Dataset rows:
-- Begin --
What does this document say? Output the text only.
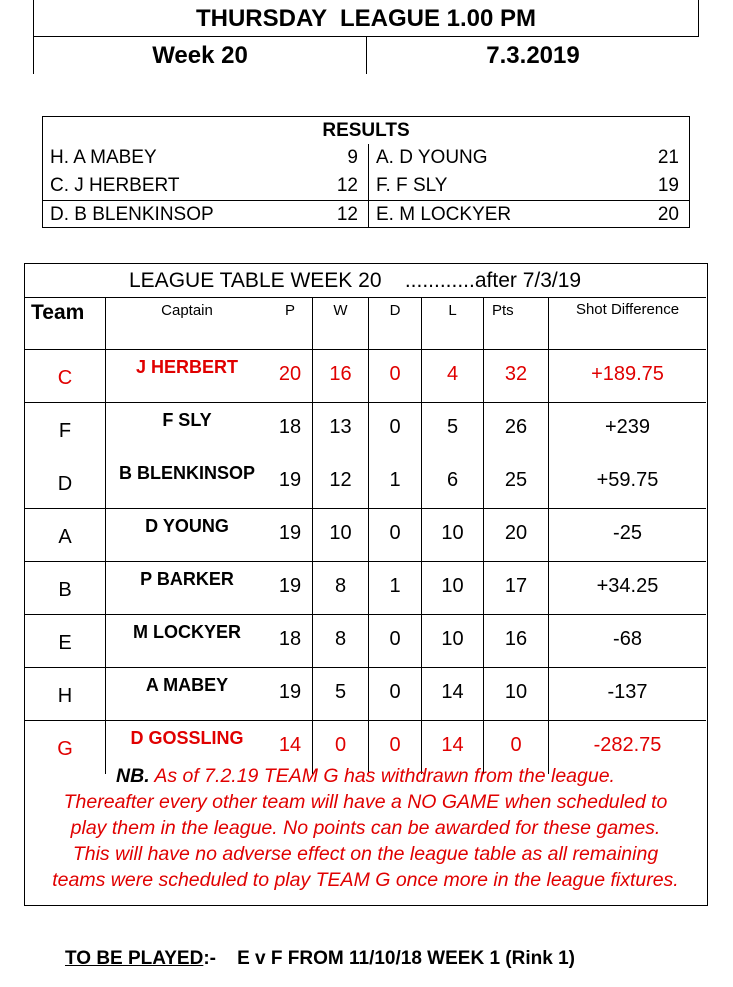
THURSDAY  LEAGUE 1.00 PM
Week 20	7.3.2019
RESULTS
H. A MABEY	9 A. D YOUNG	21
C. J HERBERT	12 F. F SLY	19
D. B BLENKINSOP	12 E. M LOCKYER	20
LEAGUE TABLE WEEK 20    ............after 7/3/19
Team	Captain	P	W	D	L	Pts	Shot Difference
C	J HERBERT	20	16	0	4	32	+189.75
F	F SLY	18	13	0	5	26	+239
D	B BLENKINSOP	19	12	1	6	25	+59.75
A	D YOUNG	19	10	0	10	20	-25
B	P BARKER	19	8	1	10	17	+34.25
E	M LOCKYER	18	8	0	10	16	-68
H	A MABEY	19	5	0	14	10	-137
G	D GOSSLING	14	0	0	14	0	-282.75
NB. As of 7.2.19 TEAM G has withdrawn from the league.
Thereafter every other team will have a NO GAME when scheduled to
play them in the league. No points can be awarded for these games.
This will have no adverse effect on the league table as all remaining
teams were scheduled to play TEAM G once more in the league fixtures.
TO BE PLAYED:-    E v F FROM 11/10/18 WEEK 1 (Rink 1)
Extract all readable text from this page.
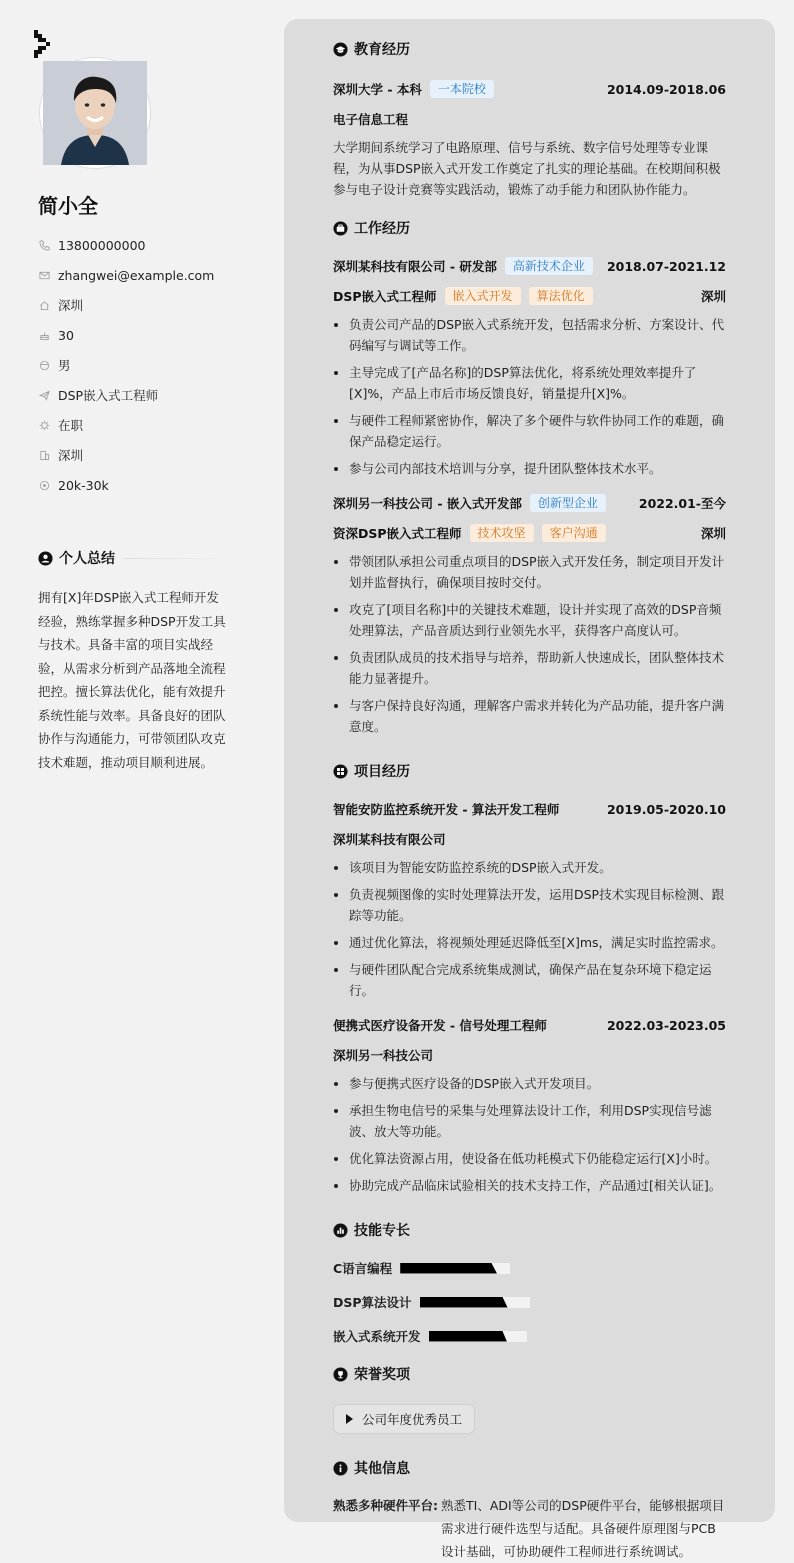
简小全
13800000000
zhangwei@example.com
深圳
30
男
DSP嵌入式工程师
在职
深圳
20k-30k
个人总结
拥有[X]年DSP嵌入式工程师开发经验，熟练掌握多种DSP开发工具与技术。具备丰富的项目实战经验，从需求分析到产品落地全流程把控。擅长算法优化，能有效提升系统性能与效率。具备良好的团队协作与沟通能力，可带领团队攻克技术难题，推动项目顺利进展。
教育经历
深圳大学 - 本科	一本院校	2014.09-2018.06
电子信息工程
大学期间系统学习了电路原理、信号与系统、数字信号处理等专业课程，为从事DSP嵌入式开发工作奠定了扎实的理论基础。在校期间积极参与电子设计竞赛等实践活动，锻炼了动手能力和团队协作能力。
工作经历
深圳某科技有限公司 - 研发部	高新技术企业	2018.07-2021.12
DSP嵌入式工程师	嵌入式开发	算法优化	深圳
负责公司产品的DSP嵌入式系统开发，包括需求分析、方案设计、代码编写与调试等工作。
主导完成了[产品名称]的DSP算法优化，将系统处理效率提升了[X]%，产品上市后市场反馈良好，销量提升[X]%。
与硬件工程师紧密协作，解决了多个硬件与软件协同工作的难题，确保产品稳定运行。
参与公司内部技术培训与分享，提升团队整体技术水平。
深圳另一科技公司 - 嵌入式开发部	创新型企业	2022.01-至今
资深DSP嵌入式工程师	技术攻坚	客户沟通	深圳
带领团队承担公司重点项目的DSP嵌入式开发任务，制定项目开发计划并监督执行，确保项目按时交付。
攻克了[项目名称]中的关键技术难题，设计并实现了高效的DSP音频处理算法，产品音质达到行业领先水平，获得客户高度认可。
负责团队成员的技术指导与培养，帮助新人快速成长，团队整体技术能力显著提升。
与客户保持良好沟通，理解客户需求并转化为产品功能，提升客户满意度。
项目经历
智能安防监控系统开发 - 算法开发工程师	2019.05-2020.10
深圳某科技有限公司
该项目为智能安防监控系统的DSP嵌入式开发。
负责视频图像的实时处理算法开发，运用DSP技术实现目标检测、跟踪等功能。
通过优化算法，将视频处理延迟降低至[X]ms，满足实时监控需求。
与硬件团队配合完成系统集成测试，确保产品在复杂环境下稳定运行。
便携式医疗设备开发 - 信号处理工程师	2022.03-2023.05
深圳另一科技公司
参与便携式医疗设备的DSP嵌入式开发项目。
承担生物电信号的采集与处理算法设计工作，利用DSP实现信号滤波、放大等功能。
优化算法资源占用，使设备在低功耗模式下仍能稳定运行[X]小时。
协助完成产品临床试验相关的技术支持工作，产品通过[相关认证]。
技能专长
C语言编程
DSP算法设计
嵌入式系统开发
荣誉奖项
公司年度优秀员工
其他信息
熟悉多种硬件平台: 熟悉TI、ADI等公司的DSP硬件平台，能够根据项目需求进行硬件选型与适配。具备硬件原理图与PCB设计基础，可协助硬件工程师进行系统调试。
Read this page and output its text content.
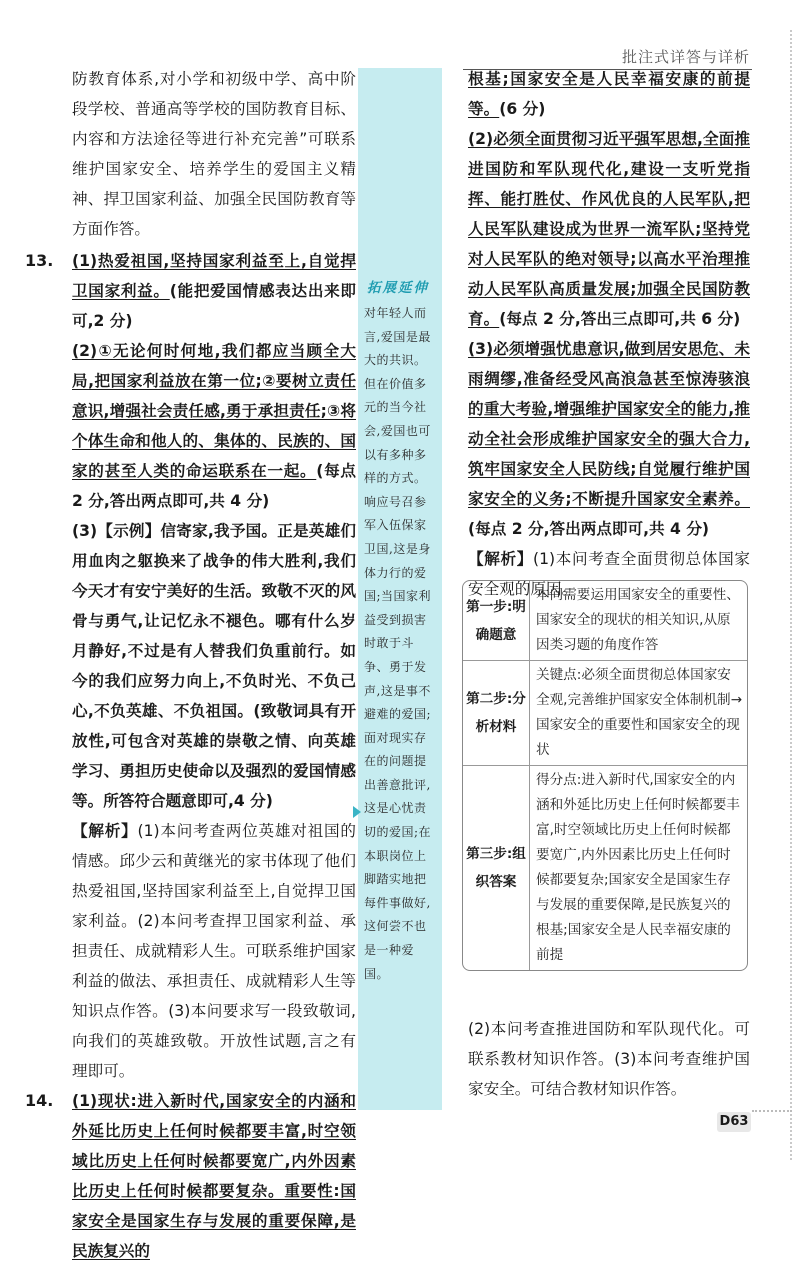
批注式详答与详析

防教育体系,对小学和初级中学、高中阶段学校、普通高等学校的国防教育目标、内容和方法途径等进行补充完善”可联系维护国家安全、培养学生的爱国主义精神、捍卫国家利益、加强全民国防教育等方面作答。

13. (1)热爱祖国,坚持国家利益至上,自觉捍卫国家利益。(能把爱国情感表达出来即可,2 分)

(2)①无论何时何地,我们都应当顾全大局,把国家利益放在第一位;②要树立责任意识,增强社会责任感,勇于承担责任;③将个体生命和他人的、集体的、民族的、国家的甚至人类的命运联系在一起。(每点 2 分,答出两点即可,共 4 分)

(3)【示例】信寄家,我予国。正是英雄们用血肉之躯换来了战争的伟大胜利,我们今天才有安宁美好的生活。致敬不灭的风骨与勇气,让记忆永不褪色。哪有什么岁月静好,不过是有人替我们负重前行。如今的我们应努力向上,不负时光、不负己心,不负英雄、不负祖国。(致敬词具有开放性,可包含对英雄的崇敬之情、向英雄学习、勇担历史使命以及强烈的爱国情感等。所答符合题意即可,4 分)

【解析】(1)本问考查两位英雄对祖国的情感。邱少云和黄继光的家书体现了他们热爱祖国,坚持国家利益至上,自觉捍卫国家利益。(2)本问考查捍卫国家利益、承担责任、成就精彩人生。可联系维护国家利益的做法、承担责任、成就精彩人生等知识点作答。(3)本问要求写一段致敬词,向我们的英雄致敬。开放性试题,言之有理即可。

14. (1)现状:进入新时代,国家安全的内涵和外延比历史上任何时候都要丰富,时空领域比历史上任何时候都要宽广,内外因素比历史上任何时候都要复杂。重要性:国家安全是国家生存与发展的重要保障,是民族复兴的

拓展延伸
对年轻人而言,爱国是最大的共识。但在价值多元的当今社会,爱国也可以有多种多样的方式。响应号召参军入伍保家卫国,这是身体力行的爱国;当国家利益受到损害时敢于斗争、勇于发声,这是事不避难的爱国;面对现实存在的问题提出善意批评,这是心忧责切的爱国;在本职岗位上脚踏实地把每件事做好,这何尝不也是一种爱国。

根基;国家安全是人民幸福安康的前提等。(6 分)

(2)必须全面贯彻习近平强军思想,全面推进国防和军队现代化,建设一支听党指挥、能打胜仗、作风优良的人民军队,把人民军队建设成为世界一流军队;坚持党对人民军队的绝对领导;以高水平治理推动人民军队高质量发展;加强全民国防教育。(每点 2 分,答出三点即可,共 6 分)

(3)必须增强忧患意识,做到居安思危、未雨绸缪,准备经受风高浪急甚至惊涛骇浪的重大考验,增强维护国家安全的能力,推动全社会形成维护国家安全的强大合力,筑牢国家安全人民防线;自觉履行维护国家安全的义务;不断提升国家安全素养。(每点 2 分,答出两点即可,共 4 分)

【解析】(1)本问考查全面贯彻总体国家安全观的原因。

第一步:明确题意	本问需要运用国家安全的重要性、国家安全的现状的相关知识,从原因类习题的角度作答
第二步:分析材料	关键点:必须全面贯彻总体国家安全观,完善维护国家安全体制机制→国家安全的重要性和国家安全的现状
第三步:组织答案	得分点:进入新时代,国家安全的内涵和外延比历史上任何时候都要丰富,时空领域比历史上任何时候都要宽广,内外因素比历史上任何时候都要复杂;国家安全是国家生存与发展的重要保障,是民族复兴的根基;国家安全是人民幸福安康的前提

(2)本问考查推进国防和军队现代化。可联系教材知识作答。(3)本问考查维护国家安全。可结合教材知识作答。

D63
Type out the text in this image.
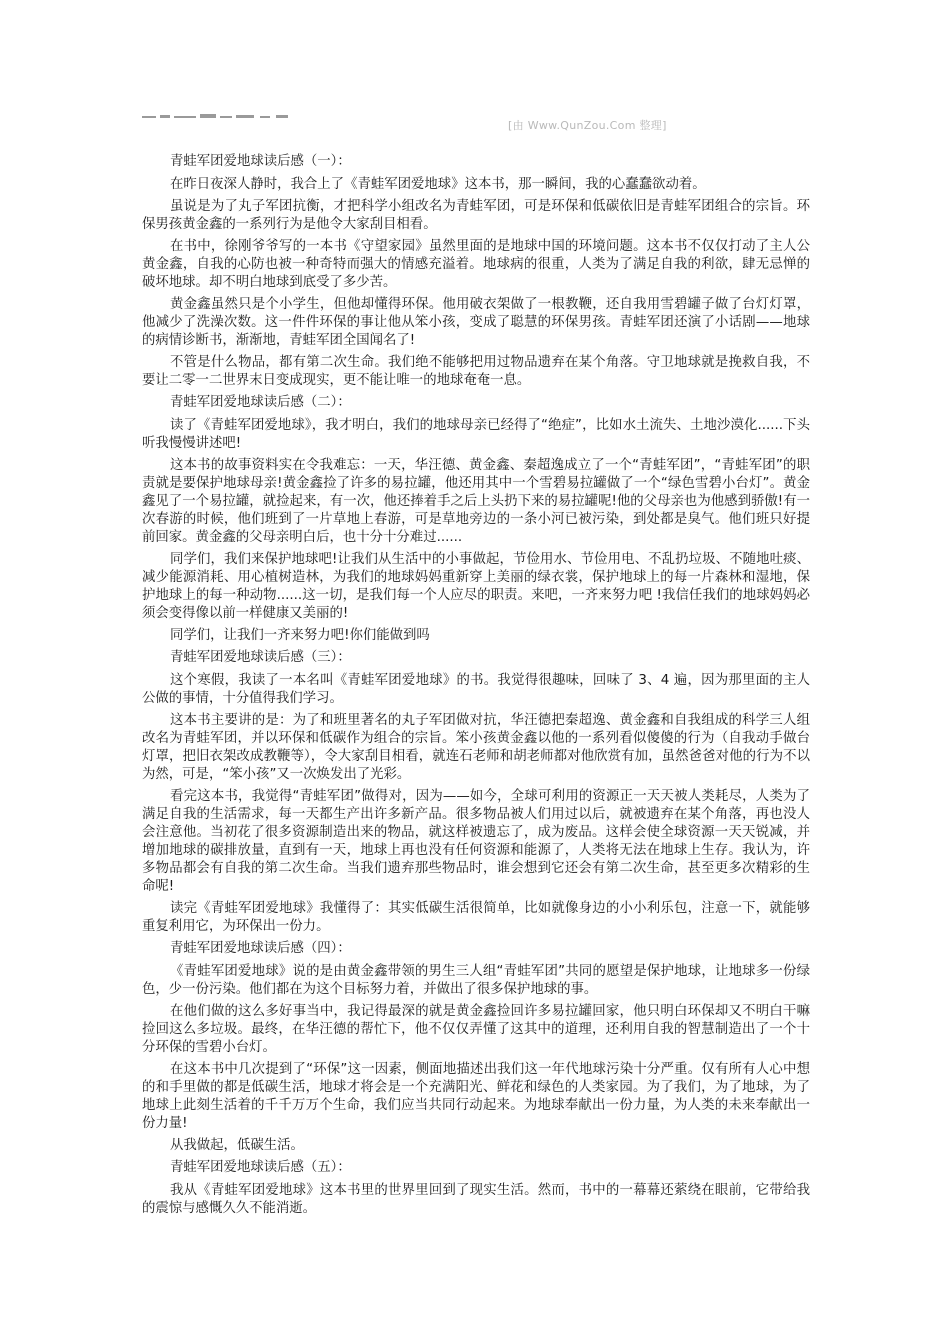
[由 Www.QunZou.Com 整理]

青蛙军团爱地球读后感（一）：

在昨日夜深人静时，我合上了《青蛙军团爱地球》这本书，那一瞬间，我的心蠢蠢欲动着。

虽说是为了丸子军团抗衡，才把科学小组改名为青蛙军团，可是环保和低碳依旧是青蛙军团组合的宗旨。环保男孩黄金鑫的一系列行为是他令大家刮目相看。

在书中，徐刚爷爷写的一本书《守望家园》虽然里面的是地球中国的环境问题。这本书不仅仅打动了主人公黄金鑫，自我的心防也被一种奇特而强大的情感充溢着。地球病的很重，人类为了满足自我的利欲，肆无忌惮的破坏地球。却不明白地球到底受了多少苦。

黄金鑫虽然只是个小学生，但他却懂得环保。他用破衣架做了一根教鞭，还自我用雪碧罐子做了台灯灯罩，他减少了洗澡次数。这一件件环保的事让他从笨小孩，变成了聪慧的环保男孩。青蛙军团还演了小话剧——地球的病情诊断书，渐渐地，青蛙军团全国闻名了!

不管是什么物品，都有第二次生命。我们绝不能够把用过物品遗弃在某个角落。守卫地球就是挽救自我，不要让二零一二世界末日变成现实，更不能让唯一的地球奄奄一息。

青蛙军团爱地球读后感（二）：

读了《青蛙军团爱地球》，我才明白，我们的地球母亲已经得了“绝症”，比如水土流失、土地沙漠化......下头听我慢慢讲述吧!

这本书的故事资料实在令我难忘：一天，华汪德、黄金鑫、秦超逸成立了一个“青蛙军团”，“青蛙军团”的职责就是要保护地球母亲!黄金鑫捡了许多的易拉罐，他还用其中一个雪碧易拉罐做了一个“绿色雪碧小台灯”。黄金鑫见了一个易拉罐，就捡起来，有一次，他还捧着手之后上头扔下来的易拉罐呢!他的父母亲也为他感到骄傲!有一次春游的时候，他们班到了一片草地上春游，可是草地旁边的一条小河已被污染，到处都是臭气。他们班只好提前回家。黄金鑫的父母亲明白后，也十分十分难过......

同学们，我们来保护地球吧!让我们从生活中的小事做起，节俭用水、节俭用电、不乱扔垃圾、不随地吐痰、减少能源消耗、用心植树造林，为我们的地球妈妈重新穿上美丽的绿衣裳，保护地球上的每一片森林和湿地，保护地球上的每一种动物......这一切，是我们每一个人应尽的职责。来吧，一齐来努力吧 !我信任我们的地球妈妈必须会变得像以前一样健康又美丽的!

同学们，让我们一齐来努力吧!你们能做到吗

青蛙军团爱地球读后感（三）：

这个寒假，我读了一本名叫《青蛙军团爱地球》的书。我觉得很趣味，回味了 3、4 遍，因为那里面的主人公做的事情，十分值得我们学习。

这本书主要讲的是：为了和班里著名的丸子军团做对抗，华汪德把秦超逸、黄金鑫和自我组成的科学三人组改名为青蛙军团，并以环保和低碳作为组合的宗旨。笨小孩黄金鑫以他的一系列看似傻傻的行为（自我动手做台灯罩，把旧衣架改成教鞭等），令大家刮目相看，就连石老师和胡老师都对他欣赏有加，虽然爸爸对他的行为不以为然，可是，“笨小孩”又一次焕发出了光彩。

看完这本书，我觉得“青蛙军团”做得对，因为——如今，全球可利用的资源正一天天被人类耗尽，人类为了满足自我的生活需求，每一天都生产出许多新产品。很多物品被人们用过以后，就被遗弃在某个角落，再也没人会注意他。当初花了很多资源制造出来的物品，就这样被遗忘了，成为废品。这样会使全球资源一天天锐减，并增加地球的碳排放量，直到有一天，地球上再也没有任何资源和能源了，人类将无法在地球上生存。我认为，许多物品都会有自我的第二次生命。当我们遗弃那些物品时，谁会想到它还会有第二次生命，甚至更多次精彩的生命呢!

读完《青蛙军团爱地球》我懂得了：其实低碳生活很简单，比如就像身边的小小利乐包，注意一下，就能够重复利用它，为环保出一份力。

青蛙军团爱地球读后感（四）：

《青蛙军团爱地球》说的是由黄金鑫带领的男生三人组“青蛙军团”共同的愿望是保护地球，让地球多一份绿色，少一份污染。他们都在为这个目标努力着，并做出了很多保护地球的事。

在他们做的这么多好事当中，我记得最深的就是黄金鑫捡回许多易拉罐回家，他只明白环保却又不明白干嘛捡回这么多垃圾。最终，在华汪德的帮忙下，他不仅仅弄懂了这其中的道理，还利用自我的智慧制造出了一个十分环保的雪碧小台灯。

在这本书中几次提到了“环保”这一因素，侧面地描述出我们这一年代地球污染十分严重。仅有所有人心中想的和手里做的都是低碳生活，地球才将会是一个充满阳光、鲜花和绿色的人类家园。为了我们，为了地球，为了地球上此刻生活着的千千万万个生命，我们应当共同行动起来。为地球奉献出一份力量，为人类的未来奉献出一份力量!

从我做起，低碳生活。

青蛙军团爱地球读后感（五）：

我从《青蛙军团爱地球》这本书里的世界里回到了现实生活。然而，书中的一幕幕还萦绕在眼前，它带给我的震惊与感慨久久不能消逝。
-- End --
| The request |
Could you repeat, exactly and with nothing else, the lines from the one containing "Type out the text in this image." through the last line of the records above, leaving out the pictures?

| Result |
Type out the text in this image.
[由 Www.QunZou.Com 整理]

青蛙军团爱地球读后感（一）：

在昨日夜深人静时，我合上了《青蛙军团爱地球》这本书，那一瞬间，我的心蠢蠢欲动着。

虽说是为了丸子军团抗衡，才把科学小组改名为青蛙军团，可是环保和低碳依旧是青蛙军团组合的宗旨。环保男孩黄金鑫的一系列行为是他令大家刮目相看。

在书中，徐刚爷爷写的一本书《守望家园》虽然里面的是地球中国的环境问题。这本书不仅仅打动了主人公黄金鑫，自我的心防也被一种奇特而强大的情感充溢着。地球病的很重，人类为了满足自我的利欲，肆无忌惮的破坏地球。却不明白地球到底受了多少苦。

黄金鑫虽然只是个小学生，但他却懂得环保。他用破衣架做了一根教鞭，还自我用雪碧罐子做了台灯灯罩，他减少了洗澡次数。这一件件环保的事让他从笨小孩，变成了聪慧的环保男孩。青蛙军团还演了小话剧——地球的病情诊断书，渐渐地，青蛙军团全国闻名了!

不管是什么物品，都有第二次生命。我们绝不能够把用过物品遗弃在某个角落。守卫地球就是挽救自我，不要让二零一二世界末日变成现实，更不能让唯一的地球奄奄一息。

青蛙军团爱地球读后感（二）：

读了《青蛙军团爱地球》，我才明白，我们的地球母亲已经得了“绝症”，比如水土流失、土地沙漠化......下头听我慢慢讲述吧!

这本书的故事资料实在令我难忘：一天，华汪德、黄金鑫、秦超逸成立了一个“青蛙军团”，“青蛙军团”的职责就是要保护地球母亲!黄金鑫捡了许多的易拉罐，他还用其中一个雪碧易拉罐做了一个“绿色雪碧小台灯”。黄金鑫见了一个易拉罐，就捡起来，有一次，他还捧着手之后上头扔下来的易拉罐呢!他的父母亲也为他感到骄傲!有一次春游的时候，他们班到了一片草地上春游，可是草地旁边的一条小河已被污染，到处都是臭气。他们班只好提前回家。黄金鑫的父母亲明白后，也十分十分难过......

同学们，我们来保护地球吧!让我们从生活中的小事做起，节俭用水、节俭用电、不乱扔垃圾、不随地吐痰、减少能源消耗、用心植树造林，为我们的地球妈妈重新穿上美丽的绿衣裳，保护地球上的每一片森林和湿地，保护地球上的每一种动物......这一切，是我们每一个人应尽的职责。来吧，一齐来努力吧 !我信任我们的地球妈妈必须会变得像以前一样健康又美丽的!

同学们，让我们一齐来努力吧!你们能做到吗

青蛙军团爱地球读后感（三）：

这个寒假，我读了一本名叫《青蛙军团爱地球》的书。我觉得很趣味，回味了 3、4 遍，因为那里面的主人公做的事情，十分值得我们学习。

这本书主要讲的是：为了和班里著名的丸子军团做对抗，华汪德把秦超逸、黄金鑫和自我组成的科学三人组改名为青蛙军团，并以环保和低碳作为组合的宗旨。笨小孩黄金鑫以他的一系列看似傻傻的行为（自我动手做台灯罩，把旧衣架改成教鞭等），令大家刮目相看，就连石老师和胡老师都对他欣赏有加，虽然爸爸对他的行为不以为然，可是，“笨小孩”又一次焕发出了光彩。

看完这本书，我觉得“青蛙军团”做得对，因为——如今，全球可利用的资源正一天天被人类耗尽，人类为了满足自我的生活需求，每一天都生产出许多新产品。很多物品被人们用过以后，就被遗弃在某个角落，再也没人会注意他。当初花了很多资源制造出来的物品，就这样被遗忘了，成为废品。这样会使全球资源一天天锐减，并增加地球的碳排放量，直到有一天，地球上再也没有任何资源和能源了，人类将无法在地球上生存。我认为，许多物品都会有自我的第二次生命。当我们遗弃那些物品时，谁会想到它还会有第二次生命，甚至更多次精彩的生命呢!

读完《青蛙军团爱地球》我懂得了：其实低碳生活很简单，比如就像身边的小小利乐包，注意一下，就能够重复利用它，为环保出一份力。

青蛙军团爱地球读后感（四）：

《青蛙军团爱地球》说的是由黄金鑫带领的男生三人组“青蛙军团”共同的愿望是保护地球，让地球多一份绿色，少一份污染。他们都在为这个目标努力着，并做出了很多保护地球的事。

在他们做的这么多好事当中，我记得最深的就是黄金鑫捡回许多易拉罐回家，他只明白环保却又不明白干嘛捡回这么多垃圾。最终，在华汪德的帮忙下，他不仅仅弄懂了这其中的道理，还利用自我的智慧制造出了一个十分环保的雪碧小台灯。

在这本书中几次提到了“环保”这一因素，侧面地描述出我们这一年代地球污染十分严重。仅有所有人心中想的和手里做的都是低碳生活，地球才将会是一个充满阳光、鲜花和绿色的人类家园。为了我们，为了地球，为了地球上此刻生活着的千千万万个生命，我们应当共同行动起来。为地球奉献出一份力量，为人类的未来奉献出一份力量!

从我做起，低碳生活。

青蛙军团爱地球读后感（五）：

我从《青蛙军团爱地球》这本书里的世界里回到了现实生活。然而，书中的一幕幕还萦绕在眼前，它带给我的震惊与感慨久久不能消逝。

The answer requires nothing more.